• **DIRECTIONS**
Locate each line in the records containing "fertilization". Copy it.

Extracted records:
^^^^

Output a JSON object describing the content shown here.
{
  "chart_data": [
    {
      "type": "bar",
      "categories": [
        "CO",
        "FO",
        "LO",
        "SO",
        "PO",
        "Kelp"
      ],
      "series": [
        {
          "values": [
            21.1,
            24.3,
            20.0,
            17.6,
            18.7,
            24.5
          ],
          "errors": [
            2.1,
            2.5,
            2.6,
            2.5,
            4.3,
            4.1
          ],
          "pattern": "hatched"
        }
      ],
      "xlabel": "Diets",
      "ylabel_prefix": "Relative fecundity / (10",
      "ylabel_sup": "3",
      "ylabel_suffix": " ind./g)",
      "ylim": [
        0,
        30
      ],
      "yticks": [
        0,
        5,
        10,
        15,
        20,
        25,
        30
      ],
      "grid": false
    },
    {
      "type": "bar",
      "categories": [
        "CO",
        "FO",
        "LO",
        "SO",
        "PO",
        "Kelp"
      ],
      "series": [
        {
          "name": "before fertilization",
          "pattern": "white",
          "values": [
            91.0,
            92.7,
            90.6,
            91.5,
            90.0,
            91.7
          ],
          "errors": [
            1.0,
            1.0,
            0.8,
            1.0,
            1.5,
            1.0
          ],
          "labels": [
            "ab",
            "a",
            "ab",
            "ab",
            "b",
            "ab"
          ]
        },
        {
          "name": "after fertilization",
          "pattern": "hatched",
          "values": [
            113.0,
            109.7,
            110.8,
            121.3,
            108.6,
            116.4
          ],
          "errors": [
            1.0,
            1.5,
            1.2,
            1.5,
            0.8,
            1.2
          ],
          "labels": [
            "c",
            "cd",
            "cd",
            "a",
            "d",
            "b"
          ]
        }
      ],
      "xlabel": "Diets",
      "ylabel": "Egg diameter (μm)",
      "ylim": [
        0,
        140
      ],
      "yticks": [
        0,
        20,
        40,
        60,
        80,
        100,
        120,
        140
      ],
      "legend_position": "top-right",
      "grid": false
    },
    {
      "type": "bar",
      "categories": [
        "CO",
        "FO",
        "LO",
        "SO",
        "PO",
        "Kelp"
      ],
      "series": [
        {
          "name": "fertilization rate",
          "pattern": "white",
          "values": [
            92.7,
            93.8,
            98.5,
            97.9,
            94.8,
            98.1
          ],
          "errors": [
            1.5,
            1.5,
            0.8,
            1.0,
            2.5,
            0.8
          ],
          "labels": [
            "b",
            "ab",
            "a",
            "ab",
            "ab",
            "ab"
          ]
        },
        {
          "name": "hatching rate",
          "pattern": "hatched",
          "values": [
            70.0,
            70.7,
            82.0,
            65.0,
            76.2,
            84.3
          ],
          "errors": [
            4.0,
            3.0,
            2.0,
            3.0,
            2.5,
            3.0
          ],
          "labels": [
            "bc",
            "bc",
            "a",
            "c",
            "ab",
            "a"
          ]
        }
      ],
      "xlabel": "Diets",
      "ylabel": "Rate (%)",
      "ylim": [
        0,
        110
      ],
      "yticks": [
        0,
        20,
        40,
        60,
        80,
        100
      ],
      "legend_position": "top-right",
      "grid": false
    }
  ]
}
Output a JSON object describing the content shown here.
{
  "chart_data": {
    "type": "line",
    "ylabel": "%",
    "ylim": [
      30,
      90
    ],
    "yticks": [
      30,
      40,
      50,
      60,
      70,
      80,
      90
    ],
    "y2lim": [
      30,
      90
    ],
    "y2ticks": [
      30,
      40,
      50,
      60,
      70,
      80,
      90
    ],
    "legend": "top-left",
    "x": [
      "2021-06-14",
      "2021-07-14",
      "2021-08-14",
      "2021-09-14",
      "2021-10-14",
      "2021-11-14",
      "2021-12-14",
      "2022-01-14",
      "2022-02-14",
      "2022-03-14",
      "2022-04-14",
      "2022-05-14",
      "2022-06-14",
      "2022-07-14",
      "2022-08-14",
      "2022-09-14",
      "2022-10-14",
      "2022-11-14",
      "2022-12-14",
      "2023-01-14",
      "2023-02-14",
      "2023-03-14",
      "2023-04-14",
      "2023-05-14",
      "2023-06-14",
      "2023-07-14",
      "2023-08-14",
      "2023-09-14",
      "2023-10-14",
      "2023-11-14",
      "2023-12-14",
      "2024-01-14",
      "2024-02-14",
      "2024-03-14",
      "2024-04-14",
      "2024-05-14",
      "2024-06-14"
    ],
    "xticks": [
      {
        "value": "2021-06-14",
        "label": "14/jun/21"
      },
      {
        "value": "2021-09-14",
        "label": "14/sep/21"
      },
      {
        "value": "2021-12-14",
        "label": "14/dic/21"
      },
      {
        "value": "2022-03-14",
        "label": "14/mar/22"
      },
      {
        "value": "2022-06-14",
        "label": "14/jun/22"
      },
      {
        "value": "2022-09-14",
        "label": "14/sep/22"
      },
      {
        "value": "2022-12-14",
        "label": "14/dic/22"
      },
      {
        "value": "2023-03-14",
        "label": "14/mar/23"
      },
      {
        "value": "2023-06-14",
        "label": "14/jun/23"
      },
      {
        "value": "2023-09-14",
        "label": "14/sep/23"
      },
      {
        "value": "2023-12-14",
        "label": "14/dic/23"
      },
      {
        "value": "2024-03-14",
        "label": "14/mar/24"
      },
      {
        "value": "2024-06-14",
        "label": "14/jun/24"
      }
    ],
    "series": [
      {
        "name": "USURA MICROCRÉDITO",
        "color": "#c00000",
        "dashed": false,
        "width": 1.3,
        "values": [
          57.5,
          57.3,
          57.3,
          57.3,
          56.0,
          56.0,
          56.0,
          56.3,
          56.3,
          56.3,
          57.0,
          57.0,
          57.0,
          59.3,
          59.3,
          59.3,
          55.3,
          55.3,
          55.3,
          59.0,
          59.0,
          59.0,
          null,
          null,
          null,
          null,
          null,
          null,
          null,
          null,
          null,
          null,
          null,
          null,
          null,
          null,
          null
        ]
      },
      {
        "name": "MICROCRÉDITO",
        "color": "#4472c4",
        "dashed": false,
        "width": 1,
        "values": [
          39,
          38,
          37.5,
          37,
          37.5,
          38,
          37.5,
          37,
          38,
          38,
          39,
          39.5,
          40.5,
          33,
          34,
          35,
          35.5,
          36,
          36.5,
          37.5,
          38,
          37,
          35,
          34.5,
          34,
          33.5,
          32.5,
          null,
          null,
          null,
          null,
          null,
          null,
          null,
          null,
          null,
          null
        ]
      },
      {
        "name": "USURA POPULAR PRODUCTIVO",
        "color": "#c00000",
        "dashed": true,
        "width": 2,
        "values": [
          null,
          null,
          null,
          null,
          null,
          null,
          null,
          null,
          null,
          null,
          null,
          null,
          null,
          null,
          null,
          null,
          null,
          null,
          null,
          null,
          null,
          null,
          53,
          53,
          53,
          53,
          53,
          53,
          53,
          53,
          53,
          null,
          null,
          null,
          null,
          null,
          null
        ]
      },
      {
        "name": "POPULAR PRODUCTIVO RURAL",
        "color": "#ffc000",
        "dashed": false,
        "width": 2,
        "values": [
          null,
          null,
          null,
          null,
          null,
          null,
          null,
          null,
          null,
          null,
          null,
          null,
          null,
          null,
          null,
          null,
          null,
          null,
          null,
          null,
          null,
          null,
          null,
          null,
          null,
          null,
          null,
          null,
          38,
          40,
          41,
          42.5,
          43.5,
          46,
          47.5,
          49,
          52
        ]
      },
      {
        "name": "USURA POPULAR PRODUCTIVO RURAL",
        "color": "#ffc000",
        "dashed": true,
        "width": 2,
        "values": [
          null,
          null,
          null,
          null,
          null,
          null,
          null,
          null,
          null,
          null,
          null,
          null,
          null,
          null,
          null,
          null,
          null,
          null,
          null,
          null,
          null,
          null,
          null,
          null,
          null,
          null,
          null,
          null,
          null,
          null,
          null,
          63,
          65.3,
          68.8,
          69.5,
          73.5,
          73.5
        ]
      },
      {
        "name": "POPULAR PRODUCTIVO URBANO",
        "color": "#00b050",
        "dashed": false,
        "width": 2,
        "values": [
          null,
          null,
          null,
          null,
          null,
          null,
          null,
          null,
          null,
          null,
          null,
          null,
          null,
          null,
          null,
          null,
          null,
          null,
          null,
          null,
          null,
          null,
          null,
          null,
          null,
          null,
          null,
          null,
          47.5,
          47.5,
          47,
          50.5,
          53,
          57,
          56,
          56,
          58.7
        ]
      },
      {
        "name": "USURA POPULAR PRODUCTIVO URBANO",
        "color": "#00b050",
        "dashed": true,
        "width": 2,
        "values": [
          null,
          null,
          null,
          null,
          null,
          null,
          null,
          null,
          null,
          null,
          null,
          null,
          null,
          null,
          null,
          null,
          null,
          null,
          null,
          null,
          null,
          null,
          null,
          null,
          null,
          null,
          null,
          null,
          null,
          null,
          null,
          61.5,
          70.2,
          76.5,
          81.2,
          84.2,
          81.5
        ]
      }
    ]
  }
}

^^^^

• **EXPECTED OUTPUT**
          "name": "before fertilization",
          "name": "after fertilization",
          "name": "fertilization rate",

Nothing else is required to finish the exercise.